▶ Task details
Quote every line below exactly and skip any picture.

Data records:
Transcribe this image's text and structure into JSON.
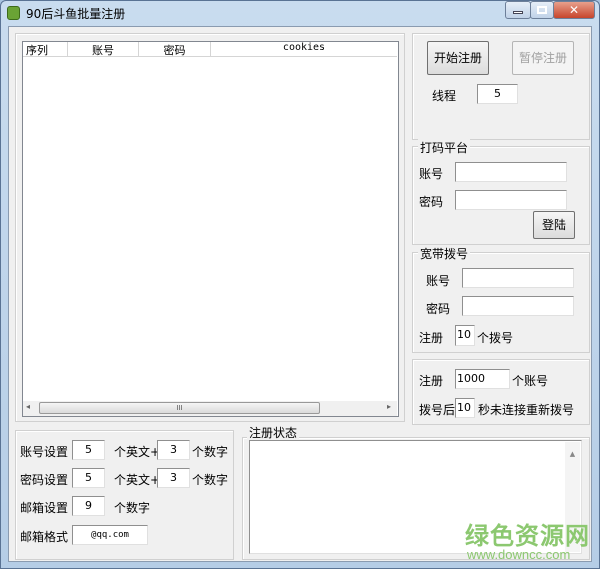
{
  "window": {
    "title": "90后斗鱼批量注册"
  },
  "list": {
    "columns": [
      "序列",
      "账号",
      "密码",
      "cookies"
    ],
    "scroll_grip": "III"
  },
  "controls": {
    "start": "开始注册",
    "pause": "暂停注册",
    "threads_label": "线程",
    "threads": "5"
  },
  "captcha": {
    "legend": "打码平台",
    "account_label": "账号",
    "password_label": "密码",
    "account": "",
    "password": "",
    "login": "登陆"
  },
  "dial": {
    "legend": "宽带拨号",
    "account_label": "账号",
    "password_label": "密码",
    "register_label": "注册",
    "count": "10",
    "count_suffix": "个拨号"
  },
  "reg": {
    "label": "注册",
    "count": "1000",
    "suffix": "个账号",
    "after_label": "拨号后",
    "seconds": "10",
    "seconds_suffix": "秒未连接重新拨号"
  },
  "settings": {
    "account_label": "账号设置",
    "account_letters": "5",
    "account_digits": "3",
    "password_label": "密码设置",
    "password_letters": "5",
    "password_digits": "3",
    "letters_suffix": "个英文+",
    "digits_suffix": "个数字",
    "email_label": "邮箱设置",
    "email_digits": "9",
    "email_format_label": "邮箱格式",
    "email_format": "@qq.com"
  },
  "status": {
    "legend": "注册状态",
    "text": ""
  },
  "watermark": {
    "name": "绿色资源网",
    "url": "www.downcc.com"
  }
}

▶ Solution to the problem
Transcribe this image's text and structure into JSON.
{
  "window": {
    "title": "90后斗鱼批量注册"
  },
  "list": {
    "columns": [
      "序列",
      "账号",
      "密码",
      "cookies"
    ],
    "scroll_grip": "III"
  },
  "controls": {
    "start": "开始注册",
    "pause": "暂停注册",
    "threads_label": "线程",
    "threads": "5"
  },
  "captcha": {
    "legend": "打码平台",
    "account_label": "账号",
    "password_label": "密码",
    "account": "",
    "password": "",
    "login": "登陆"
  },
  "dial": {
    "legend": "宽带拨号",
    "account_label": "账号",
    "password_label": "密码",
    "register_label": "注册",
    "count": "10",
    "count_suffix": "个拨号"
  },
  "reg": {
    "label": "注册",
    "count": "1000",
    "suffix": "个账号",
    "after_label": "拨号后",
    "seconds": "10",
    "seconds_suffix": "秒未连接重新拨号"
  },
  "settings": {
    "account_label": "账号设置",
    "account_letters": "5",
    "account_digits": "3",
    "password_label": "密码设置",
    "password_letters": "5",
    "password_digits": "3",
    "letters_suffix": "个英文+",
    "digits_suffix": "个数字",
    "email_label": "邮箱设置",
    "email_digits": "9",
    "email_format_label": "邮箱格式",
    "email_format": "@qq.com"
  },
  "status": {
    "legend": "注册状态",
    "text": ""
  },
  "watermark": {
    "name": "绿色资源网",
    "url": "www.downcc.com"
  }
}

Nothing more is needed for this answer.